##### MATERIAL FOR THIS TASK

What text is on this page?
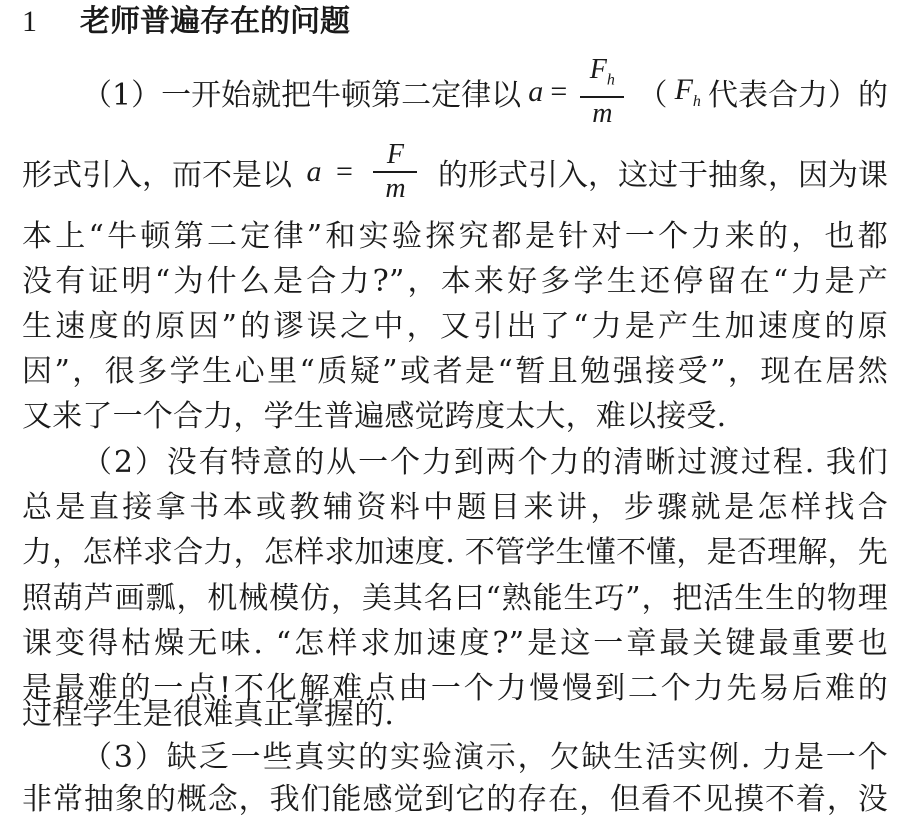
1 老师普遍存在的问题
（1）一开始就把牛顿第二定律以 $a = \frac{F_h}{m}$ （ $F_h$ 代表合力）的
形式引入，而不是以 $a = \frac{F}{m}$ 的形式引入，这过于抽象，因为课
本上“牛顿第二定律”和实验探究都是针对一个力来的，也都
没有证明“为什么是合力?”，本来好多学生还停留在“力是产
生速度的原因”的谬误之中，又引出了“力是产生加速度的原
因”，很多学生心里“质疑”或者是“暂且勉强接受”，现在居然
又来了一个合力，学生普遍感觉跨度太大，难以接受.
（2）没有特意的从一个力到两个力的清晰过渡过程. 我们
总是直接拿书本或教辅资料中题目来讲，步骤就是怎样找合
力，怎样求合力，怎样求加速度. 不管学生懂不懂，是否理解，先
照葫芦画瓢，机械模仿，美其名曰“熟能生巧”，把活生生的物理
课变得枯燥无味. “怎样求加速度?”是这一章最关键最重要也
是最难的一点!不化解难点由一个力慢慢到二个力先易后难的
过程学生是很难真正掌握的.
（3）缺乏一些真实的实验演示，欠缺生活实例. 力是一个
非常抽象的概念，我们能感觉到它的存在，但看不见摸不着，没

##########

- _TASK STATEMENT_: Across the data above, how many lines include the word "frac"? Give only the count.

- _OUTPUT OF THE TASK_: 2